• Source:
•••••

I am simple man. I do not need so much.
But I need solitude to arrange my thoughts in a manner,
so that I understand them.
My brain seems to be extremely biased to see the
aesthetic and exclude the rest.
I would be aware, but not focus on thoughts and perceptions causing negative emotions in me.
Sometimes it may happen that I find myself far from reality.
Moments of rationalisation will follow and ground me.
Those are unpleasant, but necessary.
This oscillations are essential.
They drive the process to create a my own world of aesthetic.
So writes Lithuania-based designer Oskaras Povilenas, who crafts his fashion around a vision for the future, one where the world’s unpredictability is embraced rather than ignored. To this end, his unique pieces carry with them a distinct voice, encouraging global acceptance and strength with a singular aesthetic. To hear more about his process, Schön! spoke with the designer.
Introduce us to the included text. How does it relate to your work?
With the text I am a simple man…, I am connecting with my clients at one level and underlining the philosophy of this collection with a personal detail. My brain is biased towards aesthetics, and that can be considered as a huge weakness, making me susceptible to a rush of negative emotions when I have a moment of realisation. I was aware of this and searched for the meaning behind that characteristic until I found it in design, which transformed focusing on beauty and aesthetic into a strength. This truly reflects that every characteristic of you has its own reason and meaning. And you better love it.
What can you tell us about the photoshoot accompanying these pieces, e.g. themes, story, etc.?
As you might know, the collection is called I Am Not in Love. The colour red draws a line that connects all pictures with the perception of warmth, the feeling of love. Nevertheless, it is sometimes piercing the photograph, just as love can pierce us. The model creates shadows that display her inner self and her vulnerability, which is revealed by the white light shining on her.
Her process is in motion; she desperately reaches for love, then hides from it, then plays around. She is trying to interrupt the love with her own darkness — sometimes her darkness is interrupted by love. The red light changes shape and appearance until it starts to blend with the white light and reaches stability. She now loves herself and allows vulnerability to be part of her.

•••••

• Stated goal 1: According to the designer interview, what is the collection called?
• Stated goal 2: Do these statements agree with the designer interview? Answer yes or no for each and quote the deciding words. (a) The designer is based in Lithuania. (b) In the photoshoot, the color red is tied to the feeling of love. (c) The designer's bias toward aesthetics remained a weakness for him.

• Given data:
•••••

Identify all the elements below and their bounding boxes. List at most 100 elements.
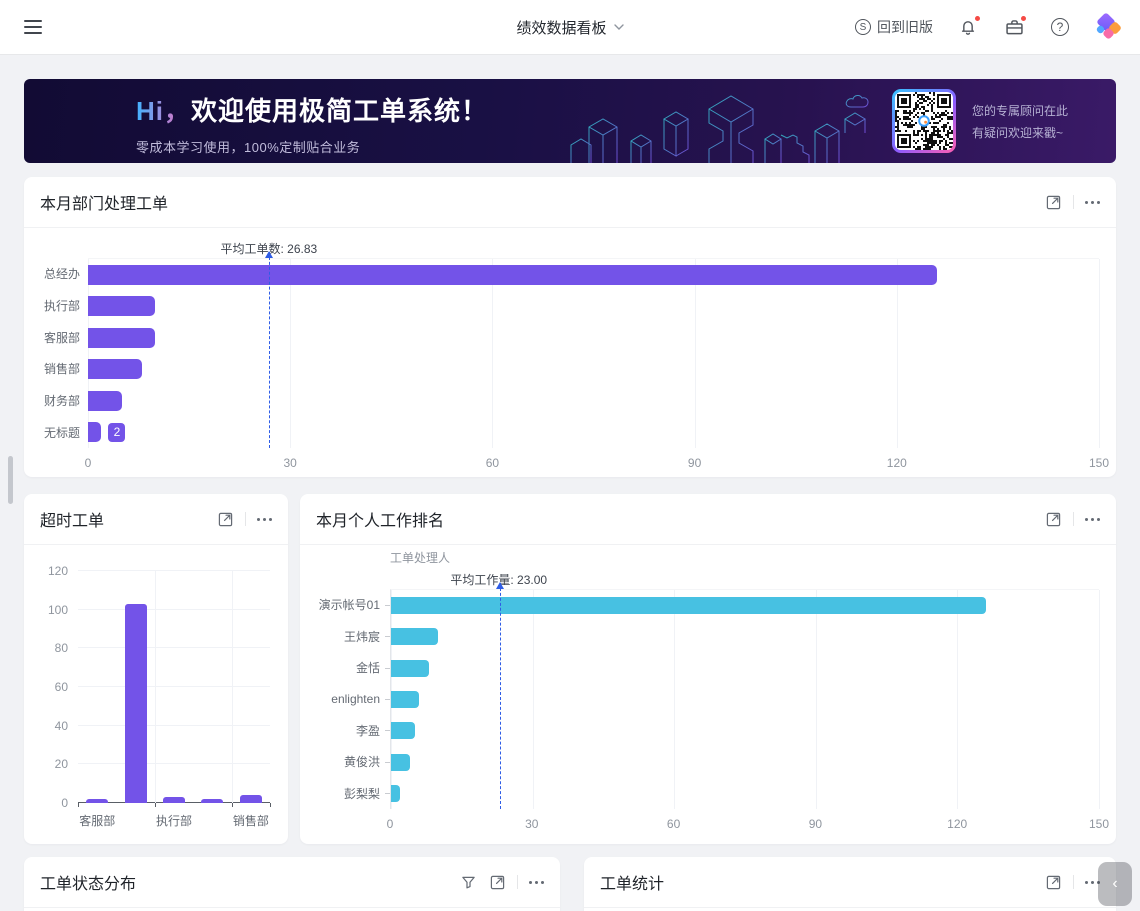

•••••

• Answer 1: I Am Not in Love

• Answer 2:
(a) Yes: "Lithuania-based designer Oskaras Povilenas"
(b) Yes: "The colour red draws a line that connects all pictures with the perception of warmth, the feeling of love."
(c) No: "which transformed focusing on beauty and aesthetic into a strength"